→ SET EXERCISE
List the lines of this listing that hold the word "TradingView".

→ DATA FOR PROCESSING
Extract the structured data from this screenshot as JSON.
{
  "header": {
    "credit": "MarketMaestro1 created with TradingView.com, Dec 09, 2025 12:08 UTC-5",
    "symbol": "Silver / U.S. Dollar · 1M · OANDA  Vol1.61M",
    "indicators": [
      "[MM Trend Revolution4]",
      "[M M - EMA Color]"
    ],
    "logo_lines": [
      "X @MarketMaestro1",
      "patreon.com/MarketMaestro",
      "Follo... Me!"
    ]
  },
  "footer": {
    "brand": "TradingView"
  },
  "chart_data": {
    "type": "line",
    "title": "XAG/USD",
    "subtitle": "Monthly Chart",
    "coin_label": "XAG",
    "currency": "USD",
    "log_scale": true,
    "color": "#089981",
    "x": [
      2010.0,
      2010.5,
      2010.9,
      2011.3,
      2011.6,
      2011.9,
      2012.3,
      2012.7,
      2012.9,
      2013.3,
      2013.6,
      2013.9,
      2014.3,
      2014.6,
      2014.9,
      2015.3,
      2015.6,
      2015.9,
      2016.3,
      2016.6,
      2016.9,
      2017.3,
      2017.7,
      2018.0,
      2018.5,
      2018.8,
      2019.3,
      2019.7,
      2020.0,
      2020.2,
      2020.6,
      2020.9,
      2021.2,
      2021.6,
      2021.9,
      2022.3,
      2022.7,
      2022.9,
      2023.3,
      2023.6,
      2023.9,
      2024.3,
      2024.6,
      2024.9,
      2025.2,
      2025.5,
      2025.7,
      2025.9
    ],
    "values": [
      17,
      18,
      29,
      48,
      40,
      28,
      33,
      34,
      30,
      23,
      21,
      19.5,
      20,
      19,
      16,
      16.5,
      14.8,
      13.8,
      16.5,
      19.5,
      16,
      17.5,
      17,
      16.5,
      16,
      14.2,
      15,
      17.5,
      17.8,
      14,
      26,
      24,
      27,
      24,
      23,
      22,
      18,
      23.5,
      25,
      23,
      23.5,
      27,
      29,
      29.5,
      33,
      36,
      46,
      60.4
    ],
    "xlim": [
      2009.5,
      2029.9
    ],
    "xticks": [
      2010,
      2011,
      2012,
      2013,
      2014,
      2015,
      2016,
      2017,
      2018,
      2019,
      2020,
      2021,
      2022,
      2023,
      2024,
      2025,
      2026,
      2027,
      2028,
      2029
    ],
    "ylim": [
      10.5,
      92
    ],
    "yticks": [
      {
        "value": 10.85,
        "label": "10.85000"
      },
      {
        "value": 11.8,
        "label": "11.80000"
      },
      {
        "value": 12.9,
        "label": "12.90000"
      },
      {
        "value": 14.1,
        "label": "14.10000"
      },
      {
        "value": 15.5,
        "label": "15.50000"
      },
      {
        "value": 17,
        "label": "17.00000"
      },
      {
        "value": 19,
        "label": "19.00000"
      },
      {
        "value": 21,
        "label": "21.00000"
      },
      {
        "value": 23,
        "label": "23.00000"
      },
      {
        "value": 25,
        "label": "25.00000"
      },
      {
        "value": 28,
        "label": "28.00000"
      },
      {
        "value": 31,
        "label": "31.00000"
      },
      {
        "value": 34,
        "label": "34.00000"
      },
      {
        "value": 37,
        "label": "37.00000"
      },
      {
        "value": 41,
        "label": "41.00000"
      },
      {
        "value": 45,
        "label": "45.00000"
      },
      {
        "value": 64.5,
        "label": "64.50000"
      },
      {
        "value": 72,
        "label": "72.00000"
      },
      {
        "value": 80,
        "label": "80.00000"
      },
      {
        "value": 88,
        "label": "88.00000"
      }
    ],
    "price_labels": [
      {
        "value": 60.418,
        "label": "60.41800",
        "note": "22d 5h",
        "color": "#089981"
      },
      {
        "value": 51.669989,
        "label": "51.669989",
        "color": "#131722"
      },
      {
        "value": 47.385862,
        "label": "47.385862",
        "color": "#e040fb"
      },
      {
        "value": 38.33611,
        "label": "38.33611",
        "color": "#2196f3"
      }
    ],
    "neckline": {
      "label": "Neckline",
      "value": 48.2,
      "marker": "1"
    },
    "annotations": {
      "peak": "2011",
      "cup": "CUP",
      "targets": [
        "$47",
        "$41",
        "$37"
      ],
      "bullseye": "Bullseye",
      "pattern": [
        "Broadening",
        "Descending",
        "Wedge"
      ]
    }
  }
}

→ OUTPUT FOR THIS EXERCISE
    "credit": "MarketMaestro1 created with TradingView.com, Dec 09, 2025 12:08 UTC-5",
    "brand": "TradingView"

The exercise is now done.